| Direction |
Please give the listing again in its entirety, exactly as written.

-----

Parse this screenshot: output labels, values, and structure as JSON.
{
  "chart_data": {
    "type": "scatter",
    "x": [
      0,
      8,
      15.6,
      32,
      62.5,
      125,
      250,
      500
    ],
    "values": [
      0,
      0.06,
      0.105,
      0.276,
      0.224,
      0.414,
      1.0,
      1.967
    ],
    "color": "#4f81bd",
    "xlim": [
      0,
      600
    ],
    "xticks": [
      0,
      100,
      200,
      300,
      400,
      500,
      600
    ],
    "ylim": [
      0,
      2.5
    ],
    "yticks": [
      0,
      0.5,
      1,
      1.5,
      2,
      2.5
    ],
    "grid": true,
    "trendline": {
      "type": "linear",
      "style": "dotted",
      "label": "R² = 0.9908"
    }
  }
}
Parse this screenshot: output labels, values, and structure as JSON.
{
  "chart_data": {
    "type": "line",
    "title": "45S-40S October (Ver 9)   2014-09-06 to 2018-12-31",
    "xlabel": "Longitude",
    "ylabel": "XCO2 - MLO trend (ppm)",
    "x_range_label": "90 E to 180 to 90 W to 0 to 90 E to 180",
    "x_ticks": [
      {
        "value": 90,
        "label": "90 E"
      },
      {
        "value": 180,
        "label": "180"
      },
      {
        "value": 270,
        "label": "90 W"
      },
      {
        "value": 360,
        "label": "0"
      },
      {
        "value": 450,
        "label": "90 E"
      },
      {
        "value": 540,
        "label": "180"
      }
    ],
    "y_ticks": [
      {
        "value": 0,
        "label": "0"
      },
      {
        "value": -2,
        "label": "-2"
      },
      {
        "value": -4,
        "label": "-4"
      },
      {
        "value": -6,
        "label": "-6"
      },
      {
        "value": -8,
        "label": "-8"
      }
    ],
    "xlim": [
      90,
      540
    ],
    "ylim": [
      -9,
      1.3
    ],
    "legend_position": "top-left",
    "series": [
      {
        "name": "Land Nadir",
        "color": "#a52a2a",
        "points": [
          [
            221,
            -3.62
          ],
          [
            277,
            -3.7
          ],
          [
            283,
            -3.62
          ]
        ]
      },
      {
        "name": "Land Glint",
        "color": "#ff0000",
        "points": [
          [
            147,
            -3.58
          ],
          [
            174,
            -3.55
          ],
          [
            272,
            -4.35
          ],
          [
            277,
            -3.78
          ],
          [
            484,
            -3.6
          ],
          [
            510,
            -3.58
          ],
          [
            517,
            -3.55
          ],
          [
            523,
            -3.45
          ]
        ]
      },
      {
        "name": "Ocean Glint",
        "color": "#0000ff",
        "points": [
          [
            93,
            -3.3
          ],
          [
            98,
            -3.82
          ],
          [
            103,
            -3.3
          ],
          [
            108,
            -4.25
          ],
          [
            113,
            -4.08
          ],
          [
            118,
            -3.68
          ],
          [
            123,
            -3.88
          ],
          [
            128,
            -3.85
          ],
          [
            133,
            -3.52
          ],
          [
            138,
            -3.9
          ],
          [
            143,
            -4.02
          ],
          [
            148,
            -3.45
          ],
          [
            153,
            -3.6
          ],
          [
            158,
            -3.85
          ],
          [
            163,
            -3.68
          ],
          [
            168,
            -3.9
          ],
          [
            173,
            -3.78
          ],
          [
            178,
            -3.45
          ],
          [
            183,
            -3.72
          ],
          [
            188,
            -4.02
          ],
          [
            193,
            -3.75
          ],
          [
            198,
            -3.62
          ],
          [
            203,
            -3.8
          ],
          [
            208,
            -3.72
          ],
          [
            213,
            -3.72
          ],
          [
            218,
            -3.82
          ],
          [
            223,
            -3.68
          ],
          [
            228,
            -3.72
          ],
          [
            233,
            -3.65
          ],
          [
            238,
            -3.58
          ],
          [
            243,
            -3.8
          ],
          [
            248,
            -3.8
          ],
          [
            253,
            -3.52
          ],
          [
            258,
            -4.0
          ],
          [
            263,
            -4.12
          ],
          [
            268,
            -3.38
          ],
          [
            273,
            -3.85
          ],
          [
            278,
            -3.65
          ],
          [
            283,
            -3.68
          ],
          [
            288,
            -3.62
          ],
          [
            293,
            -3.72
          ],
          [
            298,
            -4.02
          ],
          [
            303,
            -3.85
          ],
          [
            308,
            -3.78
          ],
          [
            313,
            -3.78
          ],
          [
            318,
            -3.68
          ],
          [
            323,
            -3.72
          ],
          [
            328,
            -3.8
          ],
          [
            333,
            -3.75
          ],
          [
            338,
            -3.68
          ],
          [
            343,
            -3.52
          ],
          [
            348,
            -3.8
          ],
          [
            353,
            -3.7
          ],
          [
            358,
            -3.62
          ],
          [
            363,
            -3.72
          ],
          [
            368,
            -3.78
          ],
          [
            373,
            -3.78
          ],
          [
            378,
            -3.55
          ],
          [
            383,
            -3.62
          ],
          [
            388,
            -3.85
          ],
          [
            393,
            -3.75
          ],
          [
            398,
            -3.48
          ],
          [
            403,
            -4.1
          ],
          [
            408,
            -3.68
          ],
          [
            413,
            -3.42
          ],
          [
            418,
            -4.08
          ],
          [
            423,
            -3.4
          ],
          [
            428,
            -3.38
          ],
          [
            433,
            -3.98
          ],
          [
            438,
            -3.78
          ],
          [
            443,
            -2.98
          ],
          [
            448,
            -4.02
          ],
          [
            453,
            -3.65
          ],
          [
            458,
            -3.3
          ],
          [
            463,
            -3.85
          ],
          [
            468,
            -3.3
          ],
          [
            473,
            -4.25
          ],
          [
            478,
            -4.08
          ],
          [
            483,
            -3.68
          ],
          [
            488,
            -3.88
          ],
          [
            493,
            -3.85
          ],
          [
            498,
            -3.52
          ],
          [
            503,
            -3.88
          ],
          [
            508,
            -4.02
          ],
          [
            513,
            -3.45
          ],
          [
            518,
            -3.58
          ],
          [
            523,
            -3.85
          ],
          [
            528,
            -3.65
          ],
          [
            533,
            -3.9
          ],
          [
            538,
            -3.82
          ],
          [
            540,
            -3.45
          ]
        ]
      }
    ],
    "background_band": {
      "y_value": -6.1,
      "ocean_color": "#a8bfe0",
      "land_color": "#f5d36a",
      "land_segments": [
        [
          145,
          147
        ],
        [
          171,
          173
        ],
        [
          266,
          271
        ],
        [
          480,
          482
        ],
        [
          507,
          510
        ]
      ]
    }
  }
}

-----

| Task result |
Parse this screenshot: output labels, values, and structure as JSON.
{
  "chart_data": {
    "type": "scatter",
    "x": [
      0,
      8,
      15.6,
      32,
      62.5,
      125,
      250,
      500
    ],
    "values": [
      0,
      0.06,
      0.105,
      0.276,
      0.224,
      0.414,
      1.0,
      1.967
    ],
    "color": "#4f81bd",
    "xlim": [
      0,
      600
    ],
    "xticks": [
      0,
      100,
      200,
      300,
      400,
      500,
      600
    ],
    "ylim": [
      0,
      2.5
    ],
    "yticks": [
      0,
      0.5,
      1,
      1.5,
      2,
      2.5
    ],
    "grid": true,
    "trendline": {
      "type": "linear",
      "style": "dotted",
      "label": "R² = 0.9908"
    }
  }
}
Parse this screenshot: output labels, values, and structure as JSON.
{
  "chart_data": {
    "type": "line",
    "title": "45S-40S October (Ver 9)   2014-09-06 to 2018-12-31",
    "xlabel": "Longitude",
    "ylabel": "XCO2 - MLO trend (ppm)",
    "x_range_label": "90 E to 180 to 90 W to 0 to 90 E to 180",
    "x_ticks": [
      {
        "value": 90,
        "label": "90 E"
      },
      {
        "value": 180,
        "label": "180"
      },
      {
        "value": 270,
        "label": "90 W"
      },
      {
        "value": 360,
        "label": "0"
      },
      {
        "value": 450,
        "label": "90 E"
      },
      {
        "value": 540,
        "label": "180"
      }
    ],
    "y_ticks": [
      {
        "value": 0,
        "label": "0"
      },
      {
        "value": -2,
        "label": "-2"
      },
      {
        "value": -4,
        "label": "-4"
      },
      {
        "value": -6,
        "label": "-6"
      },
      {
        "value": -8,
        "label": "-8"
      }
    ],
    "xlim": [
      90,
      540
    ],
    "ylim": [
      -9,
      1.3
    ],
    "legend_position": "top-left",
    "series": [
      {
        "name": "Land Nadir",
        "color": "#a52a2a",
        "points": [
          [
            221,
            -3.62
          ],
          [
            277,
            -3.7
          ],
          [
            283,
            -3.62
          ]
        ]
      },
      {
        "name": "Land Glint",
        "color": "#ff0000",
        "points": [
          [
            147,
            -3.58
          ],
          [
            174,
            -3.55
          ],
          [
            272,
            -4.35
          ],
          [
            277,
            -3.78
          ],
          [
            484,
            -3.6
          ],
          [
            510,
            -3.58
          ],
          [
            517,
            -3.55
          ],
          [
            523,
            -3.45
          ]
        ]
      },
      {
        "name": "Ocean Glint",
        "color": "#0000ff",
        "points": [
          [
            93,
            -3.3
          ],
          [
            98,
            -3.82
          ],
          [
            103,
            -3.3
          ],
          [
            108,
            -4.25
          ],
          [
            113,
            -4.08
          ],
          [
            118,
            -3.68
          ],
          [
            123,
            -3.88
          ],
          [
            128,
            -3.85
          ],
          [
            133,
            -3.52
          ],
          [
            138,
            -3.9
          ],
          [
            143,
            -4.02
          ],
          [
            148,
            -3.45
          ],
          [
            153,
            -3.6
          ],
          [
            158,
            -3.85
          ],
          [
            163,
            -3.68
          ],
          [
            168,
            -3.9
          ],
          [
            173,
            -3.78
          ],
          [
            178,
            -3.45
          ],
          [
            183,
            -3.72
          ],
          [
            188,
            -4.02
          ],
          [
            193,
            -3.75
          ],
          [
            198,
            -3.62
          ],
          [
            203,
            -3.8
          ],
          [
            208,
            -3.72
          ],
          [
            213,
            -3.72
          ],
          [
            218,
            -3.82
          ],
          [
            223,
            -3.68
          ],
          [
            228,
            -3.72
          ],
          [
            233,
            -3.65
          ],
          [
            238,
            -3.58
          ],
          [
            243,
            -3.8
          ],
          [
            248,
            -3.8
          ],
          [
            253,
            -3.52
          ],
          [
            258,
            -4.0
          ],
          [
            263,
            -4.12
          ],
          [
            268,
            -3.38
          ],
          [
            273,
            -3.85
          ],
          [
            278,
            -3.65
          ],
          [
            283,
            -3.68
          ],
          [
            288,
            -3.62
          ],
          [
            293,
            -3.72
          ],
          [
            298,
            -4.02
          ],
          [
            303,
            -3.85
          ],
          [
            308,
            -3.78
          ],
          [
            313,
            -3.78
          ],
          [
            318,
            -3.68
          ],
          [
            323,
            -3.72
          ],
          [
            328,
            -3.8
          ],
          [
            333,
            -3.75
          ],
          [
            338,
            -3.68
          ],
          [
            343,
            -3.52
          ],
          [
            348,
            -3.8
          ],
          [
            353,
            -3.7
          ],
          [
            358,
            -3.62
          ],
          [
            363,
            -3.72
          ],
          [
            368,
            -3.78
          ],
          [
            373,
            -3.78
          ],
          [
            378,
            -3.55
          ],
          [
            383,
            -3.62
          ],
          [
            388,
            -3.85
          ],
          [
            393,
            -3.75
          ],
          [
            398,
            -3.48
          ],
          [
            403,
            -4.1
          ],
          [
            408,
            -3.68
          ],
          [
            413,
            -3.42
          ],
          [
            418,
            -4.08
          ],
          [
            423,
            -3.4
          ],
          [
            428,
            -3.38
          ],
          [
            433,
            -3.98
          ],
          [
            438,
            -3.78
          ],
          [
            443,
            -2.98
          ],
          [
            448,
            -4.02
          ],
          [
            453,
            -3.65
          ],
          [
            458,
            -3.3
          ],
          [
            463,
            -3.85
          ],
          [
            468,
            -3.3
          ],
          [
            473,
            -4.25
          ],
          [
            478,
            -4.08
          ],
          [
            483,
            -3.68
          ],
          [
            488,
            -3.88
          ],
          [
            493,
            -3.85
          ],
          [
            498,
            -3.52
          ],
          [
            503,
            -3.88
          ],
          [
            508,
            -4.02
          ],
          [
            513,
            -3.45
          ],
          [
            518,
            -3.58
          ],
          [
            523,
            -3.85
          ],
          [
            528,
            -3.65
          ],
          [
            533,
            -3.9
          ],
          [
            538,
            -3.82
          ],
          [
            540,
            -3.45
          ]
        ]
      }
    ],
    "background_band": {
      "y_value": -6.1,
      "ocean_color": "#a8bfe0",
      "land_color": "#f5d36a",
      "land_segments": [
        [
          145,
          147
        ],
        [
          171,
          173
        ],
        [
          266,
          271
        ],
        [
          480,
          482
        ],
        [
          507,
          510
        ]
      ]
    }
  }
}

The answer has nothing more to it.